Records from a collection of figures:
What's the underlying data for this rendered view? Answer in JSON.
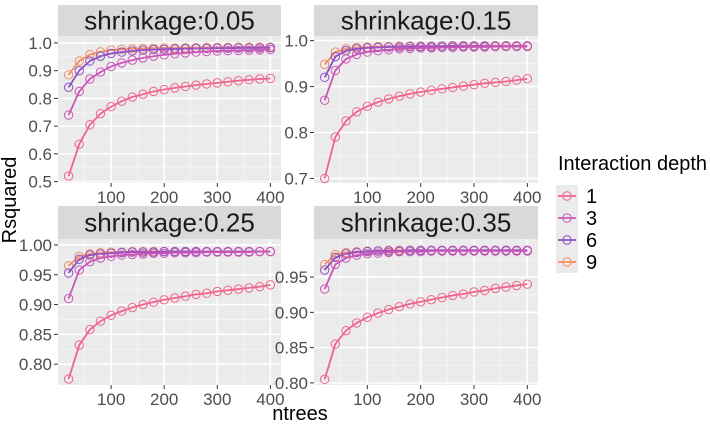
{
  "chart_data": {
    "type": "line",
    "xlabel": "ntrees",
    "ylabel": "Rsquared",
    "legend_title": "Interaction depth",
    "legend_position": "right",
    "x": [
      20,
      40,
      60,
      80,
      100,
      120,
      140,
      160,
      180,
      200,
      220,
      240,
      260,
      280,
      300,
      320,
      340,
      360,
      380,
      400
    ],
    "series_styles": [
      {
        "name": "1",
        "color": "#f0648c"
      },
      {
        "name": "3",
        "color": "#cc55b8"
      },
      {
        "name": "6",
        "color": "#8c50c8"
      },
      {
        "name": "9",
        "color": "#f58c64"
      }
    ],
    "panels": [
      {
        "title": "shrinkage:0.05",
        "xlim": [
          0,
          420
        ],
        "ylim": [
          0.495,
          1.025
        ],
        "xticks": [
          100,
          200,
          300,
          400
        ],
        "yticks": [
          0.5,
          0.6,
          0.7,
          0.8,
          0.9,
          1.0
        ],
        "ytick_labels": [
          "0.5",
          "0.6",
          "0.7",
          "0.8",
          "0.9",
          "1.0"
        ],
        "series": [
          {
            "name": "1",
            "values": [
              0.52,
              0.635,
              0.705,
              0.745,
              0.77,
              0.79,
              0.805,
              0.815,
              0.825,
              0.832,
              0.838,
              0.843,
              0.848,
              0.852,
              0.856,
              0.86,
              0.864,
              0.867,
              0.87,
              0.872
            ]
          },
          {
            "name": "3",
            "values": [
              0.74,
              0.825,
              0.87,
              0.895,
              0.915,
              0.928,
              0.938,
              0.946,
              0.952,
              0.957,
              0.961,
              0.964,
              0.967,
              0.969,
              0.971,
              0.972,
              0.973,
              0.974,
              0.975,
              0.976
            ]
          },
          {
            "name": "6",
            "values": [
              0.84,
              0.9,
              0.935,
              0.952,
              0.962,
              0.967,
              0.971,
              0.974,
              0.976,
              0.977,
              0.978,
              0.979,
              0.98,
              0.98,
              0.981,
              0.981,
              0.982,
              0.982,
              0.982,
              0.983
            ]
          },
          {
            "name": "9",
            "values": [
              0.885,
              0.935,
              0.958,
              0.968,
              0.974,
              0.977,
              0.979,
              0.98,
              0.981,
              0.982,
              0.982,
              0.983,
              0.983,
              0.984,
              0.984,
              0.984,
              0.985,
              0.985,
              0.985,
              0.985
            ]
          }
        ]
      },
      {
        "title": "shrinkage:0.15",
        "xlim": [
          0,
          420
        ],
        "ylim": [
          0.69,
          1.01
        ],
        "xticks": [
          100,
          200,
          300,
          400
        ],
        "yticks": [
          0.7,
          0.8,
          0.9,
          1.0
        ],
        "ytick_labels": [
          "0.7",
          "0.8",
          "0.9",
          "1.0"
        ],
        "series": [
          {
            "name": "1",
            "values": [
              0.7,
              0.79,
              0.825,
              0.845,
              0.857,
              0.866,
              0.873,
              0.879,
              0.884,
              0.888,
              0.892,
              0.895,
              0.898,
              0.901,
              0.904,
              0.907,
              0.909,
              0.911,
              0.914,
              0.917
            ]
          },
          {
            "name": "3",
            "values": [
              0.87,
              0.935,
              0.96,
              0.97,
              0.975,
              0.978,
              0.98,
              0.982,
              0.983,
              0.984,
              0.984,
              0.985,
              0.985,
              0.986,
              0.986,
              0.986,
              0.987,
              0.987,
              0.987,
              0.987
            ]
          },
          {
            "name": "6",
            "values": [
              0.92,
              0.965,
              0.978,
              0.982,
              0.984,
              0.985,
              0.986,
              0.986,
              0.987,
              0.987,
              0.987,
              0.988,
              0.988,
              0.988,
              0.988,
              0.988,
              0.988,
              0.988,
              0.988,
              0.988
            ]
          },
          {
            "name": "9",
            "values": [
              0.948,
              0.975,
              0.982,
              0.985,
              0.986,
              0.987,
              0.987,
              0.988,
              0.988,
              0.988,
              0.988,
              0.988,
              0.989,
              0.989,
              0.989,
              0.989,
              0.989,
              0.989,
              0.989,
              0.989
            ]
          }
        ]
      },
      {
        "title": "shrinkage:0.25",
        "xlim": [
          0,
          420
        ],
        "ylim": [
          0.765,
          1.01
        ],
        "xticks": [
          100,
          200,
          300,
          400
        ],
        "yticks": [
          0.8,
          0.85,
          0.9,
          0.95,
          1.0
        ],
        "ytick_labels": [
          "0.80",
          "0.85",
          "0.90",
          "0.95",
          "1.00"
        ],
        "series": [
          {
            "name": "1",
            "values": [
              0.775,
              0.832,
              0.858,
              0.872,
              0.882,
              0.889,
              0.895,
              0.9,
              0.904,
              0.908,
              0.911,
              0.914,
              0.917,
              0.919,
              0.922,
              0.924,
              0.926,
              0.928,
              0.93,
              0.933
            ]
          },
          {
            "name": "3",
            "values": [
              0.91,
              0.958,
              0.972,
              0.978,
              0.981,
              0.983,
              0.984,
              0.985,
              0.986,
              0.986,
              0.987,
              0.987,
              0.987,
              0.988,
              0.988,
              0.988,
              0.988,
              0.988,
              0.989,
              0.989
            ]
          },
          {
            "name": "6",
            "values": [
              0.953,
              0.976,
              0.983,
              0.985,
              0.986,
              0.987,
              0.988,
              0.988,
              0.988,
              0.989,
              0.989,
              0.989,
              0.989,
              0.989,
              0.989,
              0.989,
              0.989,
              0.989,
              0.989,
              0.989
            ]
          },
          {
            "name": "9",
            "values": [
              0.965,
              0.981,
              0.985,
              0.987,
              0.988,
              0.988,
              0.989,
              0.989,
              0.989,
              0.989,
              0.989,
              0.989,
              0.989,
              0.989,
              0.989,
              0.989,
              0.989,
              0.989,
              0.989,
              0.989
            ]
          }
        ]
      },
      {
        "title": "shrinkage:0.35",
        "xlim": [
          0,
          420
        ],
        "ylim": [
          0.797,
          1.004
        ],
        "xticks": [
          100,
          200,
          300,
          400
        ],
        "yticks": [
          0.8,
          0.85,
          0.9,
          0.95
        ],
        "ytick_labels": [
          "0.80",
          "0.85",
          "0.90",
          "0.95"
        ],
        "series": [
          {
            "name": "1",
            "values": [
              0.805,
              0.855,
              0.874,
              0.885,
              0.893,
              0.899,
              0.904,
              0.908,
              0.912,
              0.915,
              0.918,
              0.921,
              0.924,
              0.926,
              0.929,
              0.931,
              0.934,
              0.936,
              0.938,
              0.94
            ]
          },
          {
            "name": "3",
            "values": [
              0.933,
              0.968,
              0.977,
              0.981,
              0.983,
              0.984,
              0.985,
              0.986,
              0.986,
              0.986,
              0.987,
              0.987,
              0.987,
              0.987,
              0.987,
              0.987,
              0.987,
              0.987,
              0.987,
              0.987
            ]
          },
          {
            "name": "6",
            "values": [
              0.96,
              0.978,
              0.983,
              0.985,
              0.986,
              0.987,
              0.987,
              0.987,
              0.988,
              0.988,
              0.988,
              0.988,
              0.988,
              0.988,
              0.988,
              0.988,
              0.988,
              0.988,
              0.988,
              0.988
            ]
          },
          {
            "name": "9",
            "values": [
              0.968,
              0.982,
              0.985,
              0.986,
              0.987,
              0.987,
              0.988,
              0.988,
              0.988,
              0.988,
              0.988,
              0.988,
              0.988,
              0.988,
              0.988,
              0.988,
              0.988,
              0.988,
              0.988,
              0.988
            ]
          }
        ]
      }
    ]
  }
}
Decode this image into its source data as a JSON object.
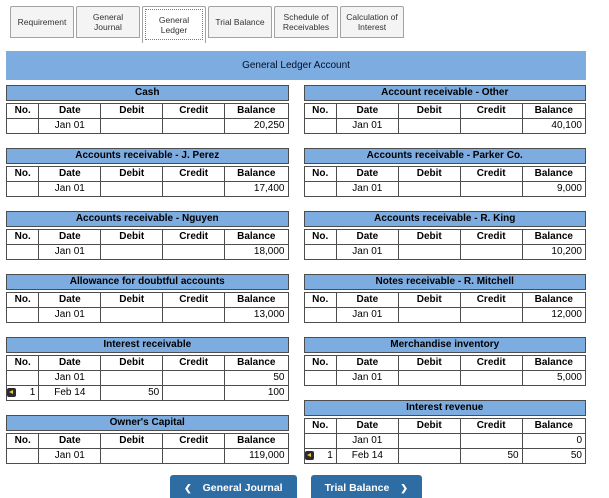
{
  "tabs": [
    {
      "label": "Requirement",
      "active": false
    },
    {
      "label": "General Journal",
      "active": false
    },
    {
      "label": "General Ledger",
      "active": true
    },
    {
      "label": "Trial Balance",
      "active": false
    },
    {
      "label": "Schedule of Receivables",
      "active": false
    },
    {
      "label": "Calculation of Interest",
      "active": false
    }
  ],
  "panel": {
    "title": "General Ledger Account"
  },
  "columns": [
    "No.",
    "Date",
    "Debit",
    "Credit",
    "Balance"
  ],
  "ledgers_left": [
    {
      "title": "Cash",
      "rows": [
        {
          "no": "",
          "date": "Jan 01",
          "debit": "",
          "credit": "",
          "balance": "20,250",
          "link": false
        }
      ]
    },
    {
      "title": "Accounts receivable - J. Perez",
      "rows": [
        {
          "no": "",
          "date": "Jan 01",
          "debit": "",
          "credit": "",
          "balance": "17,400",
          "link": false
        }
      ]
    },
    {
      "title": "Accounts receivable - Nguyen",
      "rows": [
        {
          "no": "",
          "date": "Jan 01",
          "debit": "",
          "credit": "",
          "balance": "18,000",
          "link": false
        }
      ]
    },
    {
      "title": "Allowance for doubtful accounts",
      "rows": [
        {
          "no": "",
          "date": "Jan 01",
          "debit": "",
          "credit": "",
          "balance": "13,000",
          "link": false
        }
      ]
    },
    {
      "title": "Interest receivable",
      "rows": [
        {
          "no": "",
          "date": "Jan 01",
          "debit": "",
          "credit": "",
          "balance": "50",
          "link": false
        },
        {
          "no": "1",
          "date": "Feb 14",
          "debit": "50",
          "credit": "",
          "balance": "100",
          "link": true
        }
      ]
    },
    {
      "title": "Owner's Capital",
      "rows": [
        {
          "no": "",
          "date": "Jan 01",
          "debit": "",
          "credit": "",
          "balance": "119,000",
          "link": false
        }
      ]
    }
  ],
  "ledgers_right": [
    {
      "title": "Account receivable - Other",
      "rows": [
        {
          "no": "",
          "date": "Jan 01",
          "debit": "",
          "credit": "",
          "balance": "40,100",
          "link": false
        }
      ]
    },
    {
      "title": "Accounts receivable - Parker Co.",
      "rows": [
        {
          "no": "",
          "date": "Jan 01",
          "debit": "",
          "credit": "",
          "balance": "9,000",
          "link": false
        }
      ]
    },
    {
      "title": "Accounts receivable - R. King",
      "rows": [
        {
          "no": "",
          "date": "Jan 01",
          "debit": "",
          "credit": "",
          "balance": "10,200",
          "link": false
        }
      ]
    },
    {
      "title": "Notes receivable - R. Mitchell",
      "rows": [
        {
          "no": "",
          "date": "Jan 01",
          "debit": "",
          "credit": "",
          "balance": "12,000",
          "link": false
        }
      ]
    },
    {
      "title": "Merchandise inventory",
      "rows": [
        {
          "no": "",
          "date": "Jan 01",
          "debit": "",
          "credit": "",
          "balance": "5,000",
          "link": false
        }
      ]
    },
    {
      "title": "Interest revenue",
      "rows": [
        {
          "no": "",
          "date": "Jan 01",
          "debit": "",
          "credit": "",
          "balance": "0",
          "link": false
        },
        {
          "no": "1",
          "date": "Feb 14",
          "debit": "",
          "credit": "50",
          "balance": "50",
          "link": true
        }
      ]
    }
  ],
  "nav": {
    "prev_label": "General Journal",
    "prev_icon": "❮",
    "next_label": "Trial Balance",
    "next_icon": "❯"
  },
  "colors": {
    "bar_blue": "#7DACE1",
    "button_blue": "#2E6DA4"
  }
}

» **Written exercise**
State how many lines of the listing above include the word "this". Give nothing but the number.

» **Answer in full**
2